DIRECTIONS FOR THIS TASK
Repeat all the records exactly, omitting pictures.

EXCERPTED DATA
= = = = =

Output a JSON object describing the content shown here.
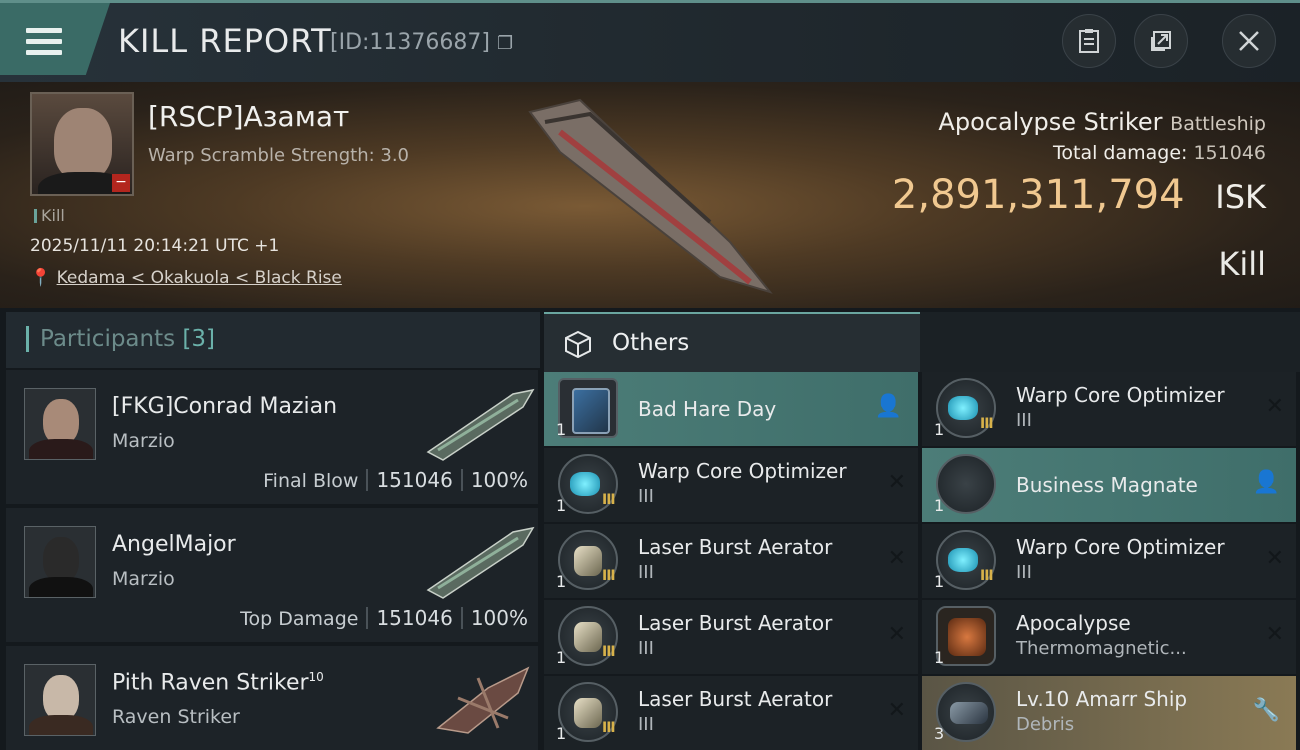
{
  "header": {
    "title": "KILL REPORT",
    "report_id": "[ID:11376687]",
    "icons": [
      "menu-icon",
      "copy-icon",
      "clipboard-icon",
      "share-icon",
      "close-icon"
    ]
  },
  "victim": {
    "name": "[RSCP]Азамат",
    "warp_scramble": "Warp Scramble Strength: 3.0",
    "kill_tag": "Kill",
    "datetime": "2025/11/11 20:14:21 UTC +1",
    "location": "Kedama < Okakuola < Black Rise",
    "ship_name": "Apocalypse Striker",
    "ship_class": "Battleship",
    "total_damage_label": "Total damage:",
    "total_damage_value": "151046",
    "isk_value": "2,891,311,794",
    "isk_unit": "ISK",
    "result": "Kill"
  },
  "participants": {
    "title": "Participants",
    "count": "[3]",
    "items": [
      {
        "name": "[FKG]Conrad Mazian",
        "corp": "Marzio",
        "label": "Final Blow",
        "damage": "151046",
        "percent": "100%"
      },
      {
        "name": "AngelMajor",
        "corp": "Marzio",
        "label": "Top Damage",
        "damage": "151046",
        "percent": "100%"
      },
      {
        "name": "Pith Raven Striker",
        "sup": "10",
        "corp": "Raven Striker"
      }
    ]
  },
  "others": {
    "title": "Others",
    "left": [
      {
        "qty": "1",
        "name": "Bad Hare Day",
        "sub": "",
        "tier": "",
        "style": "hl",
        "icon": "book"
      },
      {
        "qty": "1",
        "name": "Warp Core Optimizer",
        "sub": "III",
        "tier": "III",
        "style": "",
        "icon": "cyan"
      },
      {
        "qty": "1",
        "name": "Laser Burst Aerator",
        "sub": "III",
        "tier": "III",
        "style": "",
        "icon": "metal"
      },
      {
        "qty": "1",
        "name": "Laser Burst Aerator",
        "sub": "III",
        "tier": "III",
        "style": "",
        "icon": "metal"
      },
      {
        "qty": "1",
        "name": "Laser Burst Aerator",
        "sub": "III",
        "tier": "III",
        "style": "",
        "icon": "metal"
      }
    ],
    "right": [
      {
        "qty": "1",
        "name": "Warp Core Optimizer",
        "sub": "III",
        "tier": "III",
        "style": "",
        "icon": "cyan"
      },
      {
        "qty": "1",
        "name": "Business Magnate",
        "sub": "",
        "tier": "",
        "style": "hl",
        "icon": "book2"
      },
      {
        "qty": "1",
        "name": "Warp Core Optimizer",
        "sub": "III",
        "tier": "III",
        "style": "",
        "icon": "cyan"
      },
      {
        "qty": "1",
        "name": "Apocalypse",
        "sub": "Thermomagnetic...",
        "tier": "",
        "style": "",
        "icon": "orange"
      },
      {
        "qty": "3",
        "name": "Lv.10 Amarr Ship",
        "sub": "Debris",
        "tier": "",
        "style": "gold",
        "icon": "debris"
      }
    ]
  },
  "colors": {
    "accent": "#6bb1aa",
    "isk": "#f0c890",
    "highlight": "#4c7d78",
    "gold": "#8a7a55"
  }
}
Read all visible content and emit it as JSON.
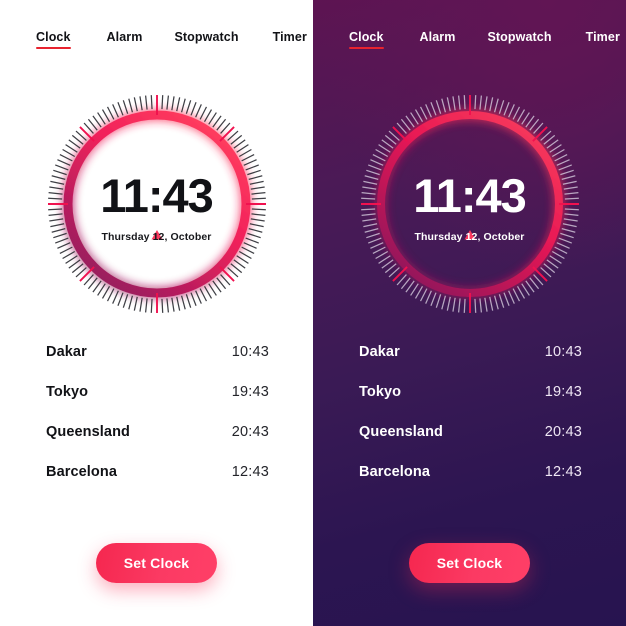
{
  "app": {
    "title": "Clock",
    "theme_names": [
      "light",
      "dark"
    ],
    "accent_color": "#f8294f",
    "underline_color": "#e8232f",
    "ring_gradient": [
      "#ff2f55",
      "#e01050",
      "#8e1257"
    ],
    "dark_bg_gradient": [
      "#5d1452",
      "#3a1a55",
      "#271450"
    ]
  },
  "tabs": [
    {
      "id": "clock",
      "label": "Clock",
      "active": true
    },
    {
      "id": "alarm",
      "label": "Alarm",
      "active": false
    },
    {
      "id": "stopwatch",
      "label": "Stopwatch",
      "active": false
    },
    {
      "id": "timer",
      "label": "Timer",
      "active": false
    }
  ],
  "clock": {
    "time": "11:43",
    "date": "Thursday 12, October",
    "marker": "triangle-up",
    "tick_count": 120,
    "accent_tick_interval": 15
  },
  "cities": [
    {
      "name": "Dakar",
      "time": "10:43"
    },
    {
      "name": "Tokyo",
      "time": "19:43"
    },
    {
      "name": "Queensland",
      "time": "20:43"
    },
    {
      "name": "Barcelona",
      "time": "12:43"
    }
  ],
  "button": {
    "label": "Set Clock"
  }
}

= = = = =

EXERCISE SOLUTION
Output a JSON object describing the content shown here.
{
  "header": {
    "title": "KILL REPORT",
    "report_id": "[ID:11376687]",
    "icons": [
      "menu-icon",
      "copy-icon",
      "clipboard-icon",
      "share-icon",
      "close-icon"
    ]
  },
  "victim": {
    "name": "[RSCP]Азамат",
    "warp_scramble": "Warp Scramble Strength: 3.0",
    "kill_tag": "Kill",
    "datetime": "2025/11/11 20:14:21 UTC +1",
    "location": "Kedama < Okakuola < Black Rise",
    "ship_name": "Apocalypse Striker",
    "ship_class": "Battleship",
    "total_damage_label": "Total damage:",
    "total_damage_value": "151046",
    "isk_value": "2,891,311,794",
    "isk_unit": "ISK",
    "result": "Kill"
  },
  "participants": {
    "title": "Participants",
    "count": "[3]",
    "items": [
      {
        "name": "[FKG]Conrad Mazian",
        "corp": "Marzio",
        "label": "Final Blow",
        "damage": "151046",
        "percent": "100%"
      },
      {
        "name": "AngelMajor",
        "corp": "Marzio",
        "label": "Top Damage",
        "damage": "151046",
        "percent": "100%"
      },
      {
        "name": "Pith Raven Striker",
        "sup": "10",
        "corp": "Raven Striker"
      }
    ]
  },
  "others": {
    "title": "Others",
    "left": [
      {
        "qty": "1",
        "name": "Bad Hare Day",
        "sub": "",
        "tier": "",
        "style": "hl",
        "icon": "book"
      },
      {
        "qty": "1",
        "name": "Warp Core Optimizer",
        "sub": "III",
        "tier": "III",
        "style": "",
        "icon": "cyan"
      },
      {
        "qty": "1",
        "name": "Laser Burst Aerator",
        "sub": "III",
        "tier": "III",
        "style": "",
        "icon": "metal"
      },
      {
        "qty": "1",
        "name": "Laser Burst Aerator",
        "sub": "III",
        "tier": "III",
        "style": "",
        "icon": "metal"
      },
      {
        "qty": "1",
        "name": "Laser Burst Aerator",
        "sub": "III",
        "tier": "III",
        "style": "",
        "icon": "metal"
      }
    ],
    "right": [
      {
        "qty": "1",
        "name": "Warp Core Optimizer",
        "sub": "III",
        "tier": "III",
        "style": "",
        "icon": "cyan"
      },
      {
        "qty": "1",
        "name": "Business Magnate",
        "sub": "",
        "tier": "",
        "style": "hl",
        "icon": "book2"
      },
      {
        "qty": "1",
        "name": "Warp Core Optimizer",
        "sub": "III",
        "tier": "III",
        "style": "",
        "icon": "cyan"
      },
      {
        "qty": "1",
        "name": "Apocalypse",
        "sub": "Thermomagnetic...",
        "tier": "",
        "style": "",
        "icon": "orange"
      },
      {
        "qty": "3",
        "name": "Lv.10 Amarr Ship",
        "sub": "Debris",
        "tier": "",
        "style": "gold",
        "icon": "debris"
      }
    ]
  },
  "colors": {
    "accent": "#6bb1aa",
    "isk": "#f0c890",
    "highlight": "#4c7d78",
    "gold": "#8a7a55"
  }
}
Read all visible content and emit it as JSON.
{
  "app": {
    "title": "Clock",
    "theme_names": [
      "light",
      "dark"
    ],
    "accent_color": "#f8294f",
    "underline_color": "#e8232f",
    "ring_gradient": [
      "#ff2f55",
      "#e01050",
      "#8e1257"
    ],
    "dark_bg_gradient": [
      "#5d1452",
      "#3a1a55",
      "#271450"
    ]
  },
  "tabs": [
    {
      "id": "clock",
      "label": "Clock",
      "active": true
    },
    {
      "id": "alarm",
      "label": "Alarm",
      "active": false
    },
    {
      "id": "stopwatch",
      "label": "Stopwatch",
      "active": false
    },
    {
      "id": "timer",
      "label": "Timer",
      "active": false
    }
  ],
  "clock": {
    "time": "11:43",
    "date": "Thursday 12, October",
    "marker": "triangle-up",
    "tick_count": 120,
    "accent_tick_interval": 15
  },
  "cities": [
    {
      "name": "Dakar",
      "time": "10:43"
    },
    {
      "name": "Tokyo",
      "time": "19:43"
    },
    {
      "name": "Queensland",
      "time": "20:43"
    },
    {
      "name": "Barcelona",
      "time": "12:43"
    }
  ],
  "button": {
    "label": "Set Clock"
  }
}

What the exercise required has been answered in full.